[A run of records]
┌────────

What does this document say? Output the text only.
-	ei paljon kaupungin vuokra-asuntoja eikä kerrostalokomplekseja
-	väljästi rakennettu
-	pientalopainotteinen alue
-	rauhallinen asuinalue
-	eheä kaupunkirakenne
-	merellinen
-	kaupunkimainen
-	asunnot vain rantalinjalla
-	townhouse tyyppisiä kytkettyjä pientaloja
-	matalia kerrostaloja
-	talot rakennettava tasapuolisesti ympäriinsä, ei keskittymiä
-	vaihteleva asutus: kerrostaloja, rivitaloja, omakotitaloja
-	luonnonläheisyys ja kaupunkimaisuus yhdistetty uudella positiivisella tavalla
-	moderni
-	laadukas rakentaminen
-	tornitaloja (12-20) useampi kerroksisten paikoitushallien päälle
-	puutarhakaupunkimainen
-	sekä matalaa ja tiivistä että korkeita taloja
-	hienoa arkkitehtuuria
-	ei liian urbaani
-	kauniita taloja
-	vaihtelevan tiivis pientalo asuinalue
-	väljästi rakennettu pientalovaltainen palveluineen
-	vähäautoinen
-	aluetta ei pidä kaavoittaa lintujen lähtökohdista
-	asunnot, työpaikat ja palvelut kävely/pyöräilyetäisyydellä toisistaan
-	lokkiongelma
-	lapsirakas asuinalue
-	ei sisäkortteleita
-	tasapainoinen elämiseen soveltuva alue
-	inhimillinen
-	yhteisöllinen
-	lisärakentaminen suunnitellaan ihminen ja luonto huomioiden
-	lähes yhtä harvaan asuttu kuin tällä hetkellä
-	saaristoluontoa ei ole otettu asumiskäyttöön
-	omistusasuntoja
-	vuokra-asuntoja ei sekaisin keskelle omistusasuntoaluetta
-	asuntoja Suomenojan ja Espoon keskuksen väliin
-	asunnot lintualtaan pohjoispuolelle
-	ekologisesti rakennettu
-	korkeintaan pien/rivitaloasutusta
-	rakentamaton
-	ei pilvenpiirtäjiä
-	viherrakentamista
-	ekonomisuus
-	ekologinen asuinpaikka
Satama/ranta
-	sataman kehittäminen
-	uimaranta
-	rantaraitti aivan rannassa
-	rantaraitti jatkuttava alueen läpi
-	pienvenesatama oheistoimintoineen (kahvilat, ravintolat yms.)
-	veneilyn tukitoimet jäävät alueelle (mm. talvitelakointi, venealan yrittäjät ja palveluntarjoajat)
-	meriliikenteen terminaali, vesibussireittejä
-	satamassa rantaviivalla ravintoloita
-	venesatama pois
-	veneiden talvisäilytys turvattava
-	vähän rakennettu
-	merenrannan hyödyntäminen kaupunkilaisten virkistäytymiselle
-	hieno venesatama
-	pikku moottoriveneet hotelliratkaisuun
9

└────────

* [WHAT YOU ARE ASKED TO DO]
Pick out each line containing "asuinalue" and report it.

* [ANSWER FOR THIS EXERCISE]
-	rauhallinen asuinalue
-	vaihtelevan tiivis pientalo asuinalue
-	lapsirakas asuinalue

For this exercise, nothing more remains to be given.